Instructions to follow ->
Render each line of the material below as a string in a single JSON list, skipping blank lines and leaving out the pictures.
____
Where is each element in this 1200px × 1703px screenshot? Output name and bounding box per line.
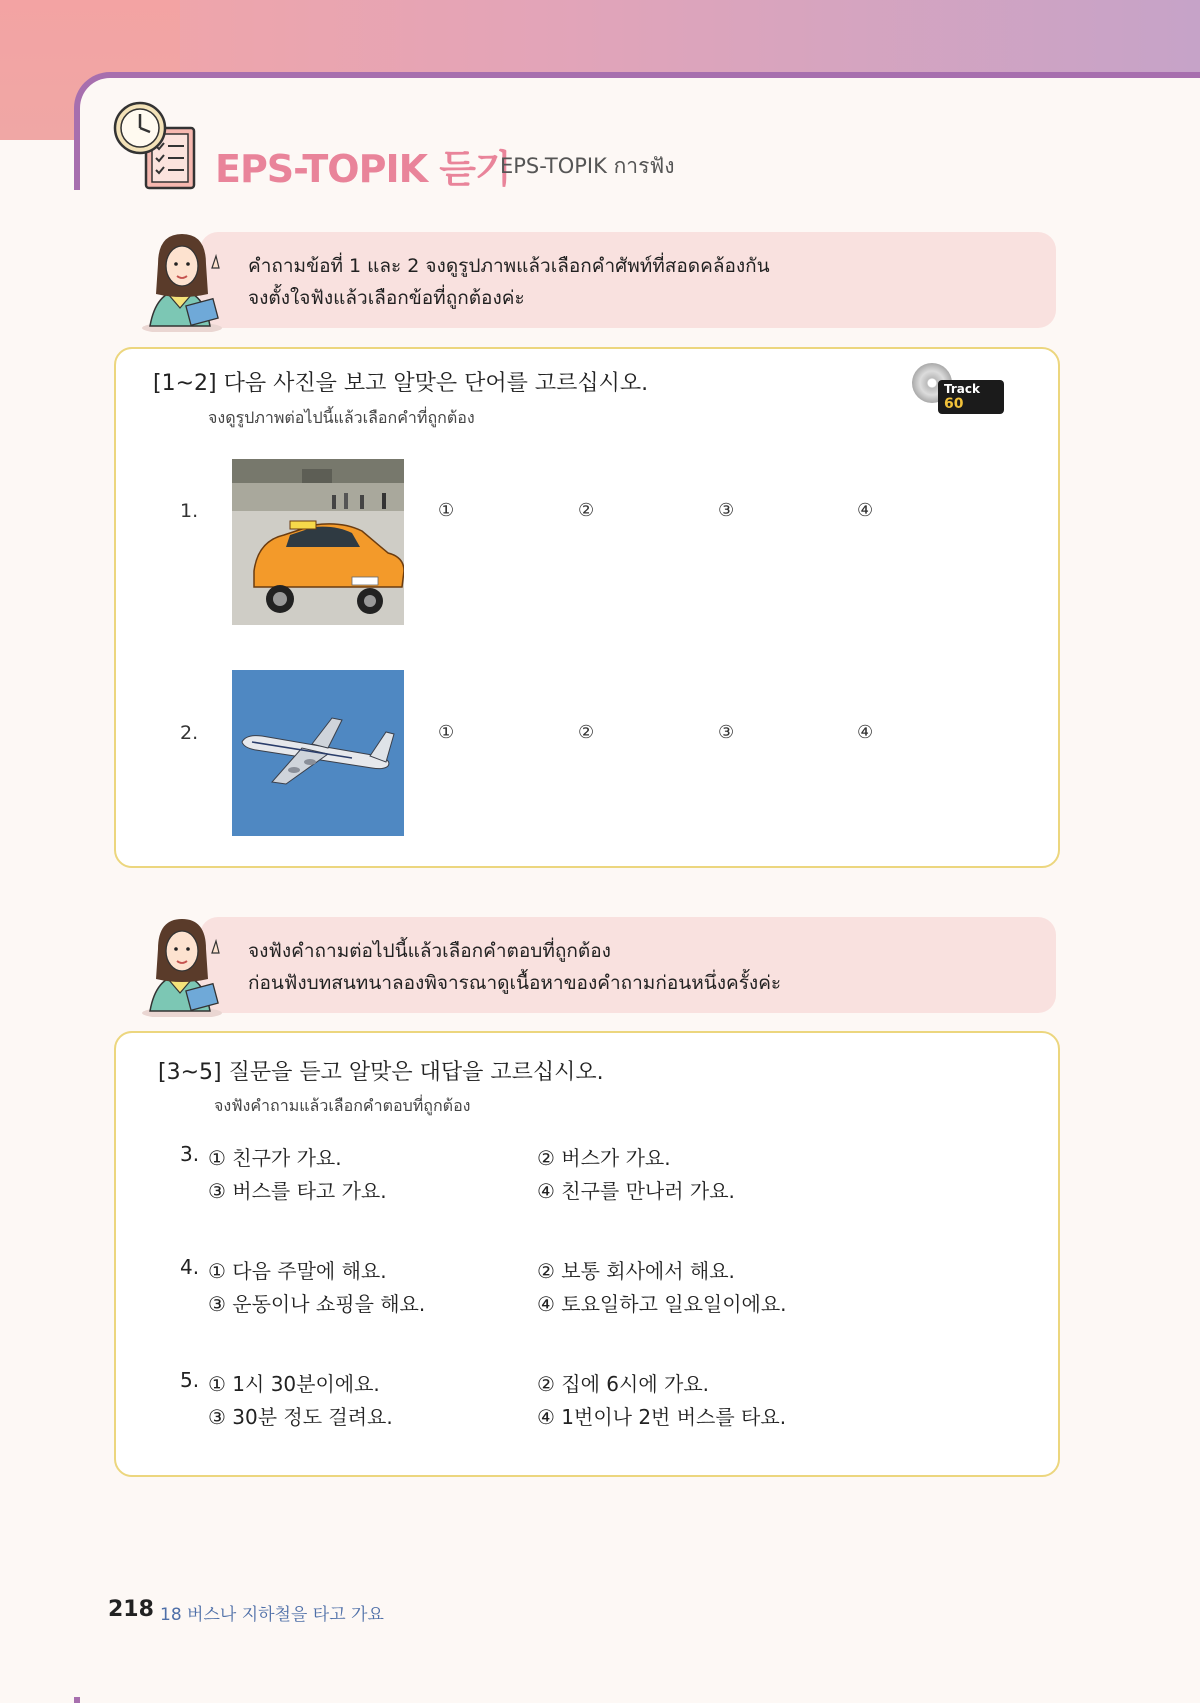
choice-3[interactable]: ③ (718, 722, 735, 743)
option-4[interactable]: ④ 친구를 만나러 가요. (537, 1179, 735, 1203)
speech-text-1 (248, 250, 770, 314)
option-1[interactable]: ① 친구가 가요. (208, 1146, 342, 1170)
speech-line: จงฟังคำถามต่อไปนี้แล้วเลือกคำตอบที่ถูกต้อง (248, 940, 611, 962)
audio-track-button[interactable] (912, 363, 1004, 412)
speech-bubble-2 (200, 917, 1056, 1013)
option-3[interactable]: ③ 30분 정도 걸려요. (208, 1405, 393, 1429)
chapter-title: 18 버스나 지하철을 타고 가요 (160, 1605, 384, 1625)
choice-4[interactable]: ④ (857, 500, 874, 521)
page-number: 218 (108, 1597, 154, 1622)
option-3[interactable]: ③ 운동이나 쇼핑을 해요. (208, 1292, 426, 1316)
clock-checklist-icon (112, 100, 198, 192)
option-2[interactable]: ② 집에 6시에 가요. (537, 1372, 710, 1396)
speech-line: คำถามข้อที่ 1 และ 2 จงดูรูปภาพแล้วเลือกคำศัพท์ที่สอดคล้องกัน (248, 255, 770, 277)
teacher-illustration (142, 228, 234, 332)
question-number: 5. (180, 1368, 200, 1392)
track-number: 60 (944, 396, 964, 412)
airplane-photo (232, 670, 404, 836)
speech-text-2 (248, 935, 781, 999)
choice-2[interactable]: ② (578, 500, 595, 521)
choice-2[interactable]: ② (578, 722, 595, 743)
instruction-3-5-thai: จงฟังคำถามแล้วเลือกคำตอบที่ถูกต้อง (214, 1096, 471, 1115)
item-number: 1. (180, 500, 199, 522)
choice-4[interactable]: ④ (857, 722, 874, 743)
option-2[interactable]: ② 버스가 가요. (537, 1146, 671, 1170)
page-subtitle: EPS-TOPIK การฟัง (500, 154, 675, 178)
option-2[interactable]: ② 보통 회사에서 해요. (537, 1259, 735, 1283)
option-4[interactable]: ④ 토요일하고 일요일이에요. (537, 1292, 787, 1316)
option-1[interactable]: ① 다음 주말에 해요. (208, 1259, 387, 1283)
choice-3[interactable]: ③ (718, 500, 735, 521)
track-label (938, 380, 1004, 414)
choice-1[interactable]: ① (438, 722, 455, 743)
top-gradient-band (0, 0, 1200, 80)
orange-taxi-photo (232, 459, 404, 625)
track-text: Track (944, 382, 980, 396)
question-number: 4. (180, 1255, 200, 1279)
item-number: 2. (180, 722, 199, 744)
option-1[interactable]: ① 1시 30분이에요. (208, 1372, 380, 1396)
frame-mask (68, 190, 88, 1697)
teacher-illustration (142, 913, 234, 1017)
choice-1[interactable]: ① (438, 500, 455, 521)
instruction-1-2-thai: จงดูรูปภาพต่อไปนี้แล้วเลือกคำที่ถูกต้อง (208, 408, 475, 427)
speech-bubble-1 (200, 232, 1056, 328)
instruction-1-2: [1~2] 다음 사진을 보고 알맞은 단어를 고르십시오. (153, 371, 649, 396)
question-number: 3. (180, 1142, 200, 1166)
instruction-3-5: [3~5] 질문을 듣고 알맞은 대답을 고르십시오. (158, 1060, 604, 1085)
speech-line: ก่อนฟังบทสนทนาลองพิจารณาดูเนื้อหาของคำถามก่อนหนึ่งครั้งค่ะ (248, 972, 782, 994)
option-3[interactable]: ③ 버스를 타고 가요. (208, 1179, 387, 1203)
speech-line: จงตั้งใจฟังแล้วเลือกข้อที่ถูกต้องค่ะ (248, 287, 525, 309)
page-title: EPS-TOPIK 듣기 (215, 147, 511, 191)
option-4[interactable]: ④ 1번이나 2번 버스를 타요. (537, 1405, 787, 1429)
____
Exercise answer ->
[
  "Where is each element in this 1200px × 1703px screenshot? Output name and bounding box per line.",
  "choice-3[interactable]: ③ (718, 722, 735, 743)",
  "option-4[interactable]: ④ 친구를 만나러 가요. (537, 1179, 735, 1203)",
  "speech-text-1 (248, 250, 770, 314)",
  "option-1[interactable]: ① 친구가 가요. (208, 1146, 342, 1170)",
  "speech-line: จงฟังคำถามต่อไปนี้แล้วเลือกคำตอบที่ถูกต้อง (248, 940, 611, 962)",
  "audio-track-button[interactable] (912, 363, 1004, 412)",
  "speech-bubble-2 (200, 917, 1056, 1013)",
  "option-3[interactable]: ③ 30분 정도 걸려요. (208, 1405, 393, 1429)",
  "chapter-title: 18 버스나 지하철을 타고 가요 (160, 1605, 384, 1625)",
  "choice-4[interactable]: ④ (857, 500, 874, 521)",
  "page-number: 218 (108, 1597, 154, 1622)",
  "option-3[interactable]: ③ 운동이나 쇼핑을 해요. (208, 1292, 426, 1316)",
  "clock-checklist-icon (112, 100, 198, 192)",
  "option-2[interactable]: ② 집에 6시에 가요. (537, 1372, 710, 1396)",
  "speech-line: คำถามข้อที่ 1 และ 2 จงดูรูปภาพแล้วเลือกคำศัพท์ที่สอดคล้องกัน (248, 255, 770, 277)",
  "teacher-illustration (142, 228, 234, 332)",
  "question-number: 5. (180, 1368, 200, 1392)",
  "track-number: 60 (944, 396, 964, 412)",
  "airplane-photo (232, 670, 404, 836)",
  "speech-text-2 (248, 935, 781, 999)",
  "choice-2[interactable]: ② (578, 500, 595, 521)",
  "choice-2[interactable]: ② (578, 722, 595, 743)",
  "instruction-3-5-thai: จงฟังคำถามแล้วเลือกคำตอบที่ถูกต้อง (214, 1096, 471, 1115)",
  "item-number: 1. (180, 500, 199, 522)",
  "choice-4[interactable]: ④ (857, 722, 874, 743)",
  "option-2[interactable]: ② 버스가 가요. (537, 1146, 671, 1170)",
  "page-subtitle: EPS-TOPIK การฟัง (500, 154, 675, 178)",
  "option-2[interactable]: ② 보통 회사에서 해요. (537, 1259, 735, 1283)",
  "option-4[interactable]: ④ 토요일하고 일요일이에요. (537, 1292, 787, 1316)",
  "option-1[interactable]: ① 다음 주말에 해요. (208, 1259, 387, 1283)",
  "choice-3[interactable]: ③ (718, 500, 735, 521)",
  "track-label (938, 380, 1004, 414)",
  "choice-1[interactable]: ① (438, 722, 455, 743)",
  "top-gradient-band (0, 0, 1200, 80)",
  "orange-taxi-photo (232, 459, 404, 625)",
  "track-text: Track (944, 382, 980, 396)",
  "question-number: 4. (180, 1255, 200, 1279)",
  "item-number: 2. (180, 722, 199, 744)",
  "option-1[interactable]: ① 1시 30분이에요. (208, 1372, 380, 1396)",
  "frame-mask (68, 190, 88, 1697)",
  "teacher-illustration (142, 913, 234, 1017)",
  "choice-1[interactable]: ① (438, 500, 455, 521)",
  "instruction-1-2-thai: จงดูรูปภาพต่อไปนี้แล้วเลือกคำที่ถูกต้อง (208, 408, 475, 427)",
  "speech-bubble-1 (200, 232, 1056, 328)",
  "instruction-1-2: [1~2] 다음 사진을 보고 알맞은 단어를 고르십시오. (153, 371, 649, 396)",
  "question-number: 3. (180, 1142, 200, 1166)",
  "instruction-3-5: [3~5] 질문을 듣고 알맞은 대답을 고르십시오. (158, 1060, 604, 1085)",
  "speech-line: ก่อนฟังบทสนทนาลองพิจารณาดูเนื้อหาของคำถามก่อนหนึ่งครั้งค่ะ (248, 972, 782, 994)",
  "option-3[interactable]: ③ 버스를 타고 가요. (208, 1179, 387, 1203)",
  "speech-line: จงตั้งใจฟังแล้วเลือกข้อที่ถูกต้องค่ะ (248, 287, 525, 309)",
  "page-title: EPS-TOPIK 듣기 (215, 147, 511, 191)",
  "option-4[interactable]: ④ 1번이나 2번 버스를 타요. (537, 1405, 787, 1429)"
]